# EXERCISE INSTRUCTIONS:
Will you give every entry again exactly as it stands?
===== DATA LINES =====
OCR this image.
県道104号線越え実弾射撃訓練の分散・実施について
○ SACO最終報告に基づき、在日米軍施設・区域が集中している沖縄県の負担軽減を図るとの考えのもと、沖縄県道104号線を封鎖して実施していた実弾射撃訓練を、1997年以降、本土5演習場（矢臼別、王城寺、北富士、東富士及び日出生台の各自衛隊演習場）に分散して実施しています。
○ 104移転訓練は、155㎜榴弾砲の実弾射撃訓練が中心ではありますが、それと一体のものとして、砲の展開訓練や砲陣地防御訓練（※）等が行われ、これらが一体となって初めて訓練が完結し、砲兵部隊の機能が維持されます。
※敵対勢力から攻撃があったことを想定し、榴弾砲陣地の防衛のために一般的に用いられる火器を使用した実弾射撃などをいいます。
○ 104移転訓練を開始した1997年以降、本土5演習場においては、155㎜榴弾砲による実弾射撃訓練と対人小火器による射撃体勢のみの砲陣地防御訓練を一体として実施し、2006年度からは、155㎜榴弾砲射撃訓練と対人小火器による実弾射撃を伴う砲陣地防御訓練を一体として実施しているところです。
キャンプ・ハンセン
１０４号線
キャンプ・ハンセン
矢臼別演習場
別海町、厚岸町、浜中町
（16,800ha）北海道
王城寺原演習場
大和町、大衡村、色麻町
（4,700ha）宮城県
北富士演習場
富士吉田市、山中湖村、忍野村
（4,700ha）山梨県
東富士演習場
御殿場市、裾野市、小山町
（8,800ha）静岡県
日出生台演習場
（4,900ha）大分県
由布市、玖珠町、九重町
=====
# WRITTEN SOLUTION:
OCR this image.
県道104号線越え実弾射撃訓練の分散・実施について
○ SACO最終報告に基づき、在日米軍施設・区域が集中している沖縄県の負担軽減を図るとの考えのもと、沖縄県道104号線を封鎖して実施していた実弾射撃訓練を、1997年以降、本土5演習場（矢臼別、王城寺、北富士、東富士及び日出生台の各自衛隊演習場）に分散して実施しています。
○ 104移転訓練は、155㎜榴弾砲の実弾射撃訓練が中心ではありますが、それと一体のものとして、砲の展開訓練や砲陣地防御訓練（※）等が行われ、これらが一体となって初めて訓練が完結し、砲兵部隊の機能が維持されます。
※敵対勢力から攻撃があったことを想定し、榴弾砲陣地の防衛のために一般的に用いられる火器を使用した実弾射撃などをいいます。
○ 104移転訓練を開始した1997年以降、本土5演習場においては、155㎜榴弾砲による実弾射撃訓練と対人小火器による射撃体勢のみの砲陣地防御訓練を一体として実施し、2006年度からは、155㎜榴弾砲射撃訓練と対人小火器による実弾射撃を伴う砲陣地防御訓練を一体として実施しているところです。
キャンプ・ハンセン
１０４号線
キャンプ・ハンセン
矢臼別演習場
別海町、厚岸町、浜中町
（16,800ha）北海道
王城寺原演習場
大和町、大衡村、色麻町
（4,700ha）宮城県
北富士演習場
富士吉田市、山中湖村、忍野村
（4,700ha）山梨県
東富士演習場
御殿場市、裾野市、小山町
（8,800ha）静岡県
日出生台演習場
（4,900ha）大分県
由布市、玖珠町、九重町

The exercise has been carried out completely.